-- Instructions --
(a) Quote the Twitter streaming post between "The C#5/.NET4.5 async/await" and "new StreamReader(res, Encoding.UTF8))", inclusive.
(b) In the Twitter streaming post, when does the writer say RX would still be used instead of async/await?

-- Selected extract --
========
I’ve been playing around with connecting to twitter’s streaming API, and displaying a live stream of tweets returned.
To do this, I was originally using DotNetOpenAuth, along with the HttpClient, which worked fine for the sample stream, but would return authentication errors for the filtered stream. I looked at the HTML message in fiddler2, and the oauth parameters weren’t ordered, which twitter requires. Instead, I’m using TwitterDoodle, which uses HttpClient.
The C#5/.NET4.5 async/await code is quite elegant – it’s not CPU intensive so it’s fine running on the UI thread, without blocking. My first instinct prior to C#5 would have been to use RX for this, but now if I’m doing something simple I’d stick to async/await, only using RX if doing something more complex like buffering or batching.
private async void ProcessTweets()
{
using (var t = new TwitterConnector())
{
var response = await t.GetSampleFirehoseConnection();
var res = await response.Content.ReadAsStreamAsync();
using (var streamReader = new StreamReader(res, Encoding.UTF8))
{
// streamReader.EndOfStream can block, so instead check for null
while (!cts.IsCancellationRequested)
========
-- Extracted information --
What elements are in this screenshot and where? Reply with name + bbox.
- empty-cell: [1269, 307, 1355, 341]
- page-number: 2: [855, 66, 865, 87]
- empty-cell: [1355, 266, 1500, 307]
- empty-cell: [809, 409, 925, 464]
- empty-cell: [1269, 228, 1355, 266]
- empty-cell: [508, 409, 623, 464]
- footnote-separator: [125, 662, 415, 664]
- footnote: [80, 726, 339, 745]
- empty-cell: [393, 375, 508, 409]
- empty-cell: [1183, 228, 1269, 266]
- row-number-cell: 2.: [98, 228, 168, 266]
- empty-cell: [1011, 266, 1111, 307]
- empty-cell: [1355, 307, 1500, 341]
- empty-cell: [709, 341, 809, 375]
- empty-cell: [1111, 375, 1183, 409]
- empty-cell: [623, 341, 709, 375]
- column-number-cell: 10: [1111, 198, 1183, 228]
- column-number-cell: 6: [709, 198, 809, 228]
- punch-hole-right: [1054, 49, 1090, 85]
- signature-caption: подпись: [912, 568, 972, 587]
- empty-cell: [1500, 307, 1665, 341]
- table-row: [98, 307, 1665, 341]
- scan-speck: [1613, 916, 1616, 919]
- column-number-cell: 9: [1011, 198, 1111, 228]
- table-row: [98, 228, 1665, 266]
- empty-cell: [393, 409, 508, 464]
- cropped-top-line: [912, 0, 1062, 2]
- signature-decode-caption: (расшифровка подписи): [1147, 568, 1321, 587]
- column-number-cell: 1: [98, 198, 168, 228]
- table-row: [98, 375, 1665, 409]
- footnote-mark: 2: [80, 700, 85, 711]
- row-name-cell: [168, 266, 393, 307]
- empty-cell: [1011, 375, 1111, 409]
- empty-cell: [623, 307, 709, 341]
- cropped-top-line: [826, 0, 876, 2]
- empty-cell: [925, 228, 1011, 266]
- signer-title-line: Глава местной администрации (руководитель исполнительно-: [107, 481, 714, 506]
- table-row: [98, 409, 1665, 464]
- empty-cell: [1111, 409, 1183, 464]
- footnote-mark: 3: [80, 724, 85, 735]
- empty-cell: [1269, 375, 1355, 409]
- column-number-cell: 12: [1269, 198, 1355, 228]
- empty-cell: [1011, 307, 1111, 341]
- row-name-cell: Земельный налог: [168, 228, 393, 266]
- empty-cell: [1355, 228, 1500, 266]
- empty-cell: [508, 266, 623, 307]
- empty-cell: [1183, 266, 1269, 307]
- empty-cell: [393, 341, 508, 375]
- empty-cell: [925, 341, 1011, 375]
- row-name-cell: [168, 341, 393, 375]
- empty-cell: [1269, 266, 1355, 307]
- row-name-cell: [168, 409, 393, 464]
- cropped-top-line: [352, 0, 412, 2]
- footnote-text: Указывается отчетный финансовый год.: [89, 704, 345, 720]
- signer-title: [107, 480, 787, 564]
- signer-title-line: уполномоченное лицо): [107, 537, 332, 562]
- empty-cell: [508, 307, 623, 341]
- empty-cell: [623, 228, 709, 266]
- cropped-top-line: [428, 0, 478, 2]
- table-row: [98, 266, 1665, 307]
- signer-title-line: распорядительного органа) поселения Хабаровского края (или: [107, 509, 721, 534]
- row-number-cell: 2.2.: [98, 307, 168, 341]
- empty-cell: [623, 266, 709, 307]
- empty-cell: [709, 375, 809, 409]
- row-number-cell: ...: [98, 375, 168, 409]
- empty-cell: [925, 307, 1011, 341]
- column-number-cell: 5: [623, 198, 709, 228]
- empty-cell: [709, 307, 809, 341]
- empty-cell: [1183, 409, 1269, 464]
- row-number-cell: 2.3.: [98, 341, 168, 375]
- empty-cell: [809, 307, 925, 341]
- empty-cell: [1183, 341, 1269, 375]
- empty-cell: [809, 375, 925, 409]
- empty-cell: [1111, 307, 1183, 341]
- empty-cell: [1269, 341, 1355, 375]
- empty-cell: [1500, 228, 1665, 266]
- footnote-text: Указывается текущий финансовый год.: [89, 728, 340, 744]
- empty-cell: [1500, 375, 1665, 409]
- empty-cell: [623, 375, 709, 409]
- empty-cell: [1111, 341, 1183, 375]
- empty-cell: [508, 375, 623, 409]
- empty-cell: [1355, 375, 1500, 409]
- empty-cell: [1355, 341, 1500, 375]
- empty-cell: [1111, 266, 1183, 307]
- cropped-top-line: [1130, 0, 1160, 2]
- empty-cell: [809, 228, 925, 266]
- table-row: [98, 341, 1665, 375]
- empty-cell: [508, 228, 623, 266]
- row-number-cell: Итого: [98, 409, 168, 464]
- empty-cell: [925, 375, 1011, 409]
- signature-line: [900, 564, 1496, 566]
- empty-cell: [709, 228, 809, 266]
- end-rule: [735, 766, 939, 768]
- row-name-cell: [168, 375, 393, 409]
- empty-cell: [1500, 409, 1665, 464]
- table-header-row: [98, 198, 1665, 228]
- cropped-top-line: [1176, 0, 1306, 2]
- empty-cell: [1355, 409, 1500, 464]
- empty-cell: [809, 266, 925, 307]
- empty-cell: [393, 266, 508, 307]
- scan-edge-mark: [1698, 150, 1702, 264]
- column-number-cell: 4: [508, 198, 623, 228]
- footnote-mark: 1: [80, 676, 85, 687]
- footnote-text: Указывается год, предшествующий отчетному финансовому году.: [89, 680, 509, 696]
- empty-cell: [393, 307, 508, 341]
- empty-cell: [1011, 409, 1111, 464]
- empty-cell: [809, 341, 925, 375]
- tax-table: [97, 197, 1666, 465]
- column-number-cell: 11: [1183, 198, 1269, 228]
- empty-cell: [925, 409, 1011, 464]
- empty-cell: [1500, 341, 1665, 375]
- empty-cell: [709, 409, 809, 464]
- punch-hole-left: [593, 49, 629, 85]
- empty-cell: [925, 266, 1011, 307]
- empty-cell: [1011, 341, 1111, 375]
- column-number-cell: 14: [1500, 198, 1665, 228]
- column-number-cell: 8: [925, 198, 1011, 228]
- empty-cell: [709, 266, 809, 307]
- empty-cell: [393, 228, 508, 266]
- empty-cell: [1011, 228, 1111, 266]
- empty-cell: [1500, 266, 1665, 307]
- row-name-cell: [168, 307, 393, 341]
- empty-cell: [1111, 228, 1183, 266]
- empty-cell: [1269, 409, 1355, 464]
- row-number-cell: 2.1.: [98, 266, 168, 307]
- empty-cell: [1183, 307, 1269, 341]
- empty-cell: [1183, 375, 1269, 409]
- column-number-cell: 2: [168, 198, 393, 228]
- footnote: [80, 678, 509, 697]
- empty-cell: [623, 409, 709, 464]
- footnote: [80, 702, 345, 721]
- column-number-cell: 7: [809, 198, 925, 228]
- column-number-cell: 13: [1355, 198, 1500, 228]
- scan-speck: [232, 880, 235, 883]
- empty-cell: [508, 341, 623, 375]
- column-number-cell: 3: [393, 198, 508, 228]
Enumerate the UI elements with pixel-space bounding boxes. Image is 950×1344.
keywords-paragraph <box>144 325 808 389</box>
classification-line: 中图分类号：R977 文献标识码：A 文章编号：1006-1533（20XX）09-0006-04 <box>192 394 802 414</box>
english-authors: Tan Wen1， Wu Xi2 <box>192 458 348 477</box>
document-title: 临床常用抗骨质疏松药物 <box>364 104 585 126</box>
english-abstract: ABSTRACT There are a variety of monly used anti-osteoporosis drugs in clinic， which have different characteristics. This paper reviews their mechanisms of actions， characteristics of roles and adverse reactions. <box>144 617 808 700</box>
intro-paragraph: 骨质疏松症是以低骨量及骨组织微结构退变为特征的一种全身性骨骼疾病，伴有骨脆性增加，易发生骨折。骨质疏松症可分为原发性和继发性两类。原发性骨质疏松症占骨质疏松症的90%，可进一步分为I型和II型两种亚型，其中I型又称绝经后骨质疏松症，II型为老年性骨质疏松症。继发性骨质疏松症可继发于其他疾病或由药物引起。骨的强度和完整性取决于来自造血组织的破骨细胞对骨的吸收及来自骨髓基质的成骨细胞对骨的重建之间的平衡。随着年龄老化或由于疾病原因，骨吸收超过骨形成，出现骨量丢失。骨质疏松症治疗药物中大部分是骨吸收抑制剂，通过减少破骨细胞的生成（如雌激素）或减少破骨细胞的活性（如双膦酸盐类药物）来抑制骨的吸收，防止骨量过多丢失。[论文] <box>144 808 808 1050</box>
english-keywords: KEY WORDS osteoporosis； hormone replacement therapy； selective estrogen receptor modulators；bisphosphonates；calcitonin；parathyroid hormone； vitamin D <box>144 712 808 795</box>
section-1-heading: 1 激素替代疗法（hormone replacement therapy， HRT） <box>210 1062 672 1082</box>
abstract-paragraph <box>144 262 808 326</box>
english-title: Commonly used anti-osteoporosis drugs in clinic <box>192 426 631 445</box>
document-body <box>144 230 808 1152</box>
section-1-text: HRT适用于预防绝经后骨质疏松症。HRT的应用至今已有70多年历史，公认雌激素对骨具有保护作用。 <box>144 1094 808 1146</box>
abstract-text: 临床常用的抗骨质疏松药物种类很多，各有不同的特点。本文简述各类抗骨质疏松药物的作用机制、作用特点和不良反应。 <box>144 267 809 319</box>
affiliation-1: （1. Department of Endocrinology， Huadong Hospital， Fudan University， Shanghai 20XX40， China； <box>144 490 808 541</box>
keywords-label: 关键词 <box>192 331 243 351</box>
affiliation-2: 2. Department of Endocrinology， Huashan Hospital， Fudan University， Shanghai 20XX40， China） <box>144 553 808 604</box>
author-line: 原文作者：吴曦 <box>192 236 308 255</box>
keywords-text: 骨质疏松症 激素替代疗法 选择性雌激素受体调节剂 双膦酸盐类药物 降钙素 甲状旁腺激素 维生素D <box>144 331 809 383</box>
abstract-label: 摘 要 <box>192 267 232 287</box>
========
-- Expected responses --
(a)
The C#5/.NET4.5 async/await code is quite elegant – it’s not CPU intensive so it’s fine running on the UI thread, without blocking. My first instinct prior to C#5 would have been to use RX for this, but now if I’m doing something simple I’d stick to async/await, only using RX if doing something more complex like buffering or batching.
private async void ProcessTweets()
{
using (var t = new TwitterConnector())
{
var response = await t.GetSampleFirehoseConnection();
var res = await response.Content.ReadAsStreamAsync();
using (var streamReader = new StreamReader(res, Encoding.UTF8))

(b) Only when doing something more complex, such as buffering or batching.